## The input
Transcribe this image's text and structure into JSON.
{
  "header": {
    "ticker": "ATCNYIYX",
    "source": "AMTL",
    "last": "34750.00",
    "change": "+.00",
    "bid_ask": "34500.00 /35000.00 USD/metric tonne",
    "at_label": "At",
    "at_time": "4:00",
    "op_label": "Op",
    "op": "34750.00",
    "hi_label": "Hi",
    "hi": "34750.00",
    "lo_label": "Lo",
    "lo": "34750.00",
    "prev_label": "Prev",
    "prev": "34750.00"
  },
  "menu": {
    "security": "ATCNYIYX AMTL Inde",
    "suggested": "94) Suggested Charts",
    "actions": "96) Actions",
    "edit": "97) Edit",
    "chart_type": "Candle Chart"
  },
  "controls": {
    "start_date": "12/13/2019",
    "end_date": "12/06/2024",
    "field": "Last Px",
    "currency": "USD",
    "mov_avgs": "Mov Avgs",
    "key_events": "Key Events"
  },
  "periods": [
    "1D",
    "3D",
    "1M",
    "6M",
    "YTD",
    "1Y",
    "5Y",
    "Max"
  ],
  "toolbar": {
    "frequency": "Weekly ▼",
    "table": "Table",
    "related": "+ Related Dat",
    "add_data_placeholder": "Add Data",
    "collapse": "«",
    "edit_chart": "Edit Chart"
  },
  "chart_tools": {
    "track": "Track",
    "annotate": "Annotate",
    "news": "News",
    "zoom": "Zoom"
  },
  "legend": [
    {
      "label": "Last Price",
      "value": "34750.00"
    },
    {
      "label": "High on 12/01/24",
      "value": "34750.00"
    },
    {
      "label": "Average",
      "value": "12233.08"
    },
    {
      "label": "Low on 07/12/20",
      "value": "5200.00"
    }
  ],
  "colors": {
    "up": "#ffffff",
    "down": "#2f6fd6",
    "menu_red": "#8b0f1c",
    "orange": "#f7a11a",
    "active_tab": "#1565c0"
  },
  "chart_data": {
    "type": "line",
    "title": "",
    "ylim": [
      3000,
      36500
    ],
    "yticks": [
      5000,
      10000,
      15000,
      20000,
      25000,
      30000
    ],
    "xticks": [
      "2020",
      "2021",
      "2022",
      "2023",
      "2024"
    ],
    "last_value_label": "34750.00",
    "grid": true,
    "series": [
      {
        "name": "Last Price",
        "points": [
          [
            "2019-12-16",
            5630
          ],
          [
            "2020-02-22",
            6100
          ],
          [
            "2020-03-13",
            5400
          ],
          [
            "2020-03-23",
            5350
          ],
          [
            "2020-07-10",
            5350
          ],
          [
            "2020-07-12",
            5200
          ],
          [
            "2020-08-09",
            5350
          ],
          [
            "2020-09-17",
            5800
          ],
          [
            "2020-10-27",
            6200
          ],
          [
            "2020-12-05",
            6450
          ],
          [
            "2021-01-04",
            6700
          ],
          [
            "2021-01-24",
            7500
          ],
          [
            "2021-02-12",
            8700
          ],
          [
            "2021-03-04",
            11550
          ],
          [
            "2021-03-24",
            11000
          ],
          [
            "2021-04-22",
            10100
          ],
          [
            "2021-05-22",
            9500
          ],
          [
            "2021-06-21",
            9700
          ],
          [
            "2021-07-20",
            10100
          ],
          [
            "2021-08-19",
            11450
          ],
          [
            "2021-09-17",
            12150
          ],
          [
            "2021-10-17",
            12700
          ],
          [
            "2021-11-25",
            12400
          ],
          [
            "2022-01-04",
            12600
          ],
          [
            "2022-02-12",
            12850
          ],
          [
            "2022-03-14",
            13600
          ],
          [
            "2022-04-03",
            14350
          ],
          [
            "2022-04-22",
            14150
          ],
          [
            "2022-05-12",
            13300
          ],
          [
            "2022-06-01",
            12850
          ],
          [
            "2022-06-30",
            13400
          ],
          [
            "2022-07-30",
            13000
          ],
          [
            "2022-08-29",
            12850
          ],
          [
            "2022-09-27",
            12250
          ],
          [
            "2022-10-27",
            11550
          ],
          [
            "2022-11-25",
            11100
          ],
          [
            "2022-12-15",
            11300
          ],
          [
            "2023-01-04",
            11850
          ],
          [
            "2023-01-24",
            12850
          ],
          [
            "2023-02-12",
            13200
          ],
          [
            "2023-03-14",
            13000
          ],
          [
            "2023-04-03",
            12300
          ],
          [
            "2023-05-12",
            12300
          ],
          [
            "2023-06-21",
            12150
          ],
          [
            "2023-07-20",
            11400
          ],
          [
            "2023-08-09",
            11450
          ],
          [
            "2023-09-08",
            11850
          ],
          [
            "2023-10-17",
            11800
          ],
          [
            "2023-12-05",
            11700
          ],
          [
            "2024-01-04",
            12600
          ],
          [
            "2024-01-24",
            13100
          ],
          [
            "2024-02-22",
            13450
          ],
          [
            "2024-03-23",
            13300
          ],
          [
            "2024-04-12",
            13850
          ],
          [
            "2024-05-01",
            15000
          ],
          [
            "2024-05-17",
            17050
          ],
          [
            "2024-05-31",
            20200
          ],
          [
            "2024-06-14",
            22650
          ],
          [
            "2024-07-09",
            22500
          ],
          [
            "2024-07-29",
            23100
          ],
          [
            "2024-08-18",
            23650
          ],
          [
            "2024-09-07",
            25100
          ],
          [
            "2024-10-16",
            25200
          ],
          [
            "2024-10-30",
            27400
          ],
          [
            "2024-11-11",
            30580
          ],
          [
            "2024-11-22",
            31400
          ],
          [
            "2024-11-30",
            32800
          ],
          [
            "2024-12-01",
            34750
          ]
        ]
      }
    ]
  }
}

## Work instructions
Find all lines holding the string "ATCNYIYX" and copy them.

## Solution for this task
    "ticker": "ATCNYIYX",
    "security": "ATCNYIYX AMTL Inde",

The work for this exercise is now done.